* BEGIN INPUT *

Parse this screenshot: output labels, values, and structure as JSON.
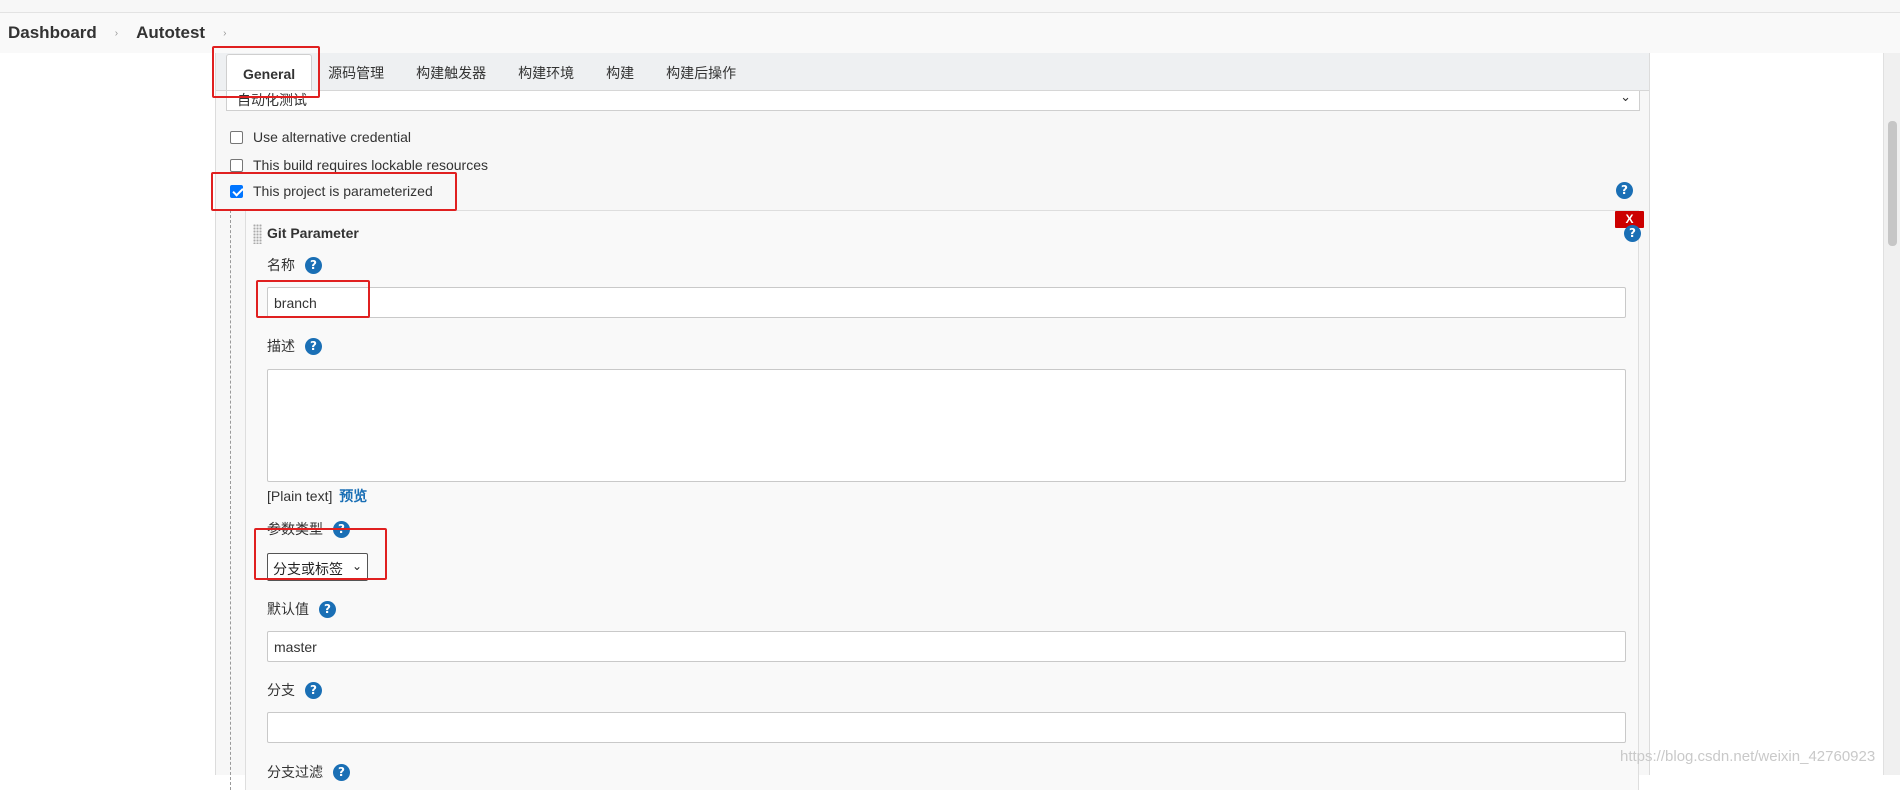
{
  "breadcrumb": {
    "items": [
      "Dashboard",
      "Autotest"
    ],
    "separator": "›"
  },
  "tabs": [
    {
      "label": "General",
      "active": true
    },
    {
      "label": "源码管理",
      "active": false
    },
    {
      "label": "构建触发器",
      "active": false
    },
    {
      "label": "构建环境",
      "active": false
    },
    {
      "label": "构建",
      "active": false
    },
    {
      "label": "构建后操作",
      "active": false
    }
  ],
  "top_select": {
    "value": "自动化测试",
    "chevron": "⌄"
  },
  "options": {
    "alt_credential": {
      "label": "Use alternative credential",
      "checked": false
    },
    "lockable_resources": {
      "label": "This build requires lockable resources",
      "checked": false
    },
    "parameterized": {
      "label": "This project is parameterized",
      "checked": true
    }
  },
  "help_glyph": "?",
  "git_parameter": {
    "title": "Git Parameter",
    "delete_label": "X",
    "name": {
      "label": "名称",
      "value": "branch"
    },
    "description": {
      "label": "描述",
      "value": ""
    },
    "format": {
      "plain": "[Plain text]",
      "preview": "预览"
    },
    "param_type": {
      "label": "参数类型",
      "value": "分支或标签",
      "chevron": "⌄"
    },
    "default_value": {
      "label": "默认值",
      "value": "master"
    },
    "branch": {
      "label": "分支",
      "value": ""
    },
    "branch_filter": {
      "label": "分支过滤"
    }
  },
  "watermark": "https://blog.csdn.net/weixin_42760923",
  "colors": {
    "help_blue": "#1a6fb5",
    "delete_red": "#cc0000",
    "highlight_red": "#e02020",
    "checkbox_blue": "#0075ff"
  },
  "icons": [
    "help-icon",
    "drag-handle-icon",
    "chevron-down-icon",
    "resize-grip-icon"
  ]
}
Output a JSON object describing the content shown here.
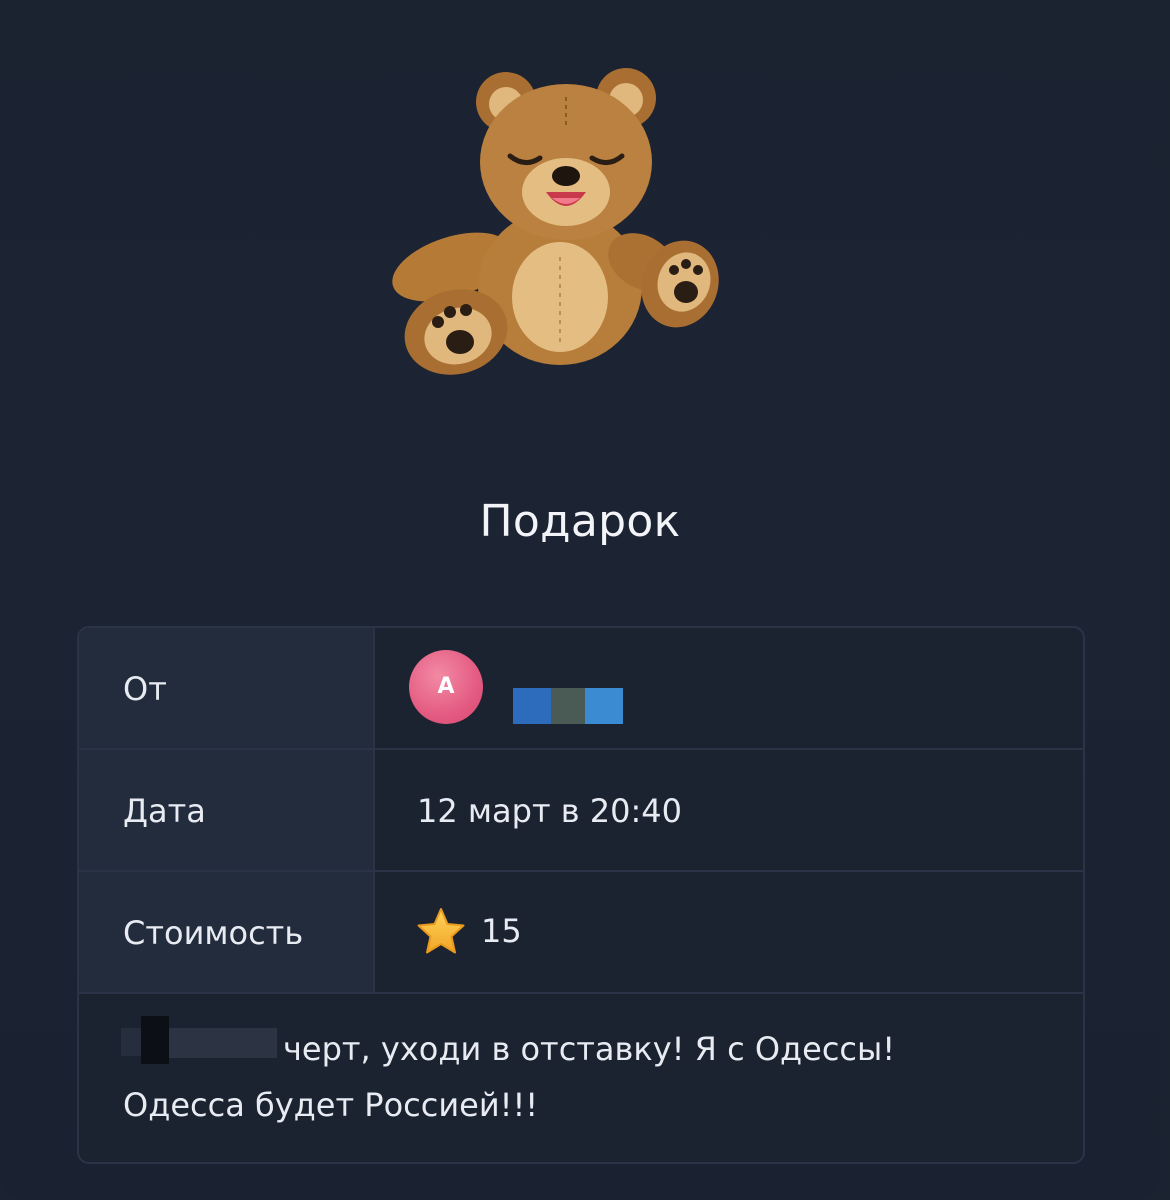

* END INPUT *

**WRITTEN TASK**
Exclude every picture and copy the remaining data exactly.

**RESPONSE TO THIS EXERCISE**
Parse this screenshot: output labels, values, and structure as JSON.
{
  "breadcrumb": {
    "items": [
      "Dashboard",
      "Autotest"
    ],
    "separator": "›"
  },
  "tabs": [
    {
      "label": "General",
      "active": true
    },
    {
      "label": "源码管理",
      "active": false
    },
    {
      "label": "构建触发器",
      "active": false
    },
    {
      "label": "构建环境",
      "active": false
    },
    {
      "label": "构建",
      "active": false
    },
    {
      "label": "构建后操作",
      "active": false
    }
  ],
  "top_select": {
    "value": "自动化测试",
    "chevron": "⌄"
  },
  "options": {
    "alt_credential": {
      "label": "Use alternative credential",
      "checked": false
    },
    "lockable_resources": {
      "label": "This build requires lockable resources",
      "checked": false
    },
    "parameterized": {
      "label": "This project is parameterized",
      "checked": true
    }
  },
  "help_glyph": "?",
  "git_parameter": {
    "title": "Git Parameter",
    "delete_label": "X",
    "name": {
      "label": "名称",
      "value": "branch"
    },
    "description": {
      "label": "描述",
      "value": ""
    },
    "format": {
      "plain": "[Plain text]",
      "preview": "预览"
    },
    "param_type": {
      "label": "参数类型",
      "value": "分支或标签",
      "chevron": "⌄"
    },
    "default_value": {
      "label": "默认值",
      "value": "master"
    },
    "branch": {
      "label": "分支",
      "value": ""
    },
    "branch_filter": {
      "label": "分支过滤"
    }
  },
  "watermark": "https://blog.csdn.net/weixin_42760923",
  "colors": {
    "help_blue": "#1a6fb5",
    "delete_red": "#cc0000",
    "highlight_red": "#e02020",
    "checkbox_blue": "#0075ff"
  },
  "icons": [
    "help-icon",
    "drag-handle-icon",
    "chevron-down-icon",
    "resize-grip-icon"
  ]
}
Output a JSON object describing the content shown here.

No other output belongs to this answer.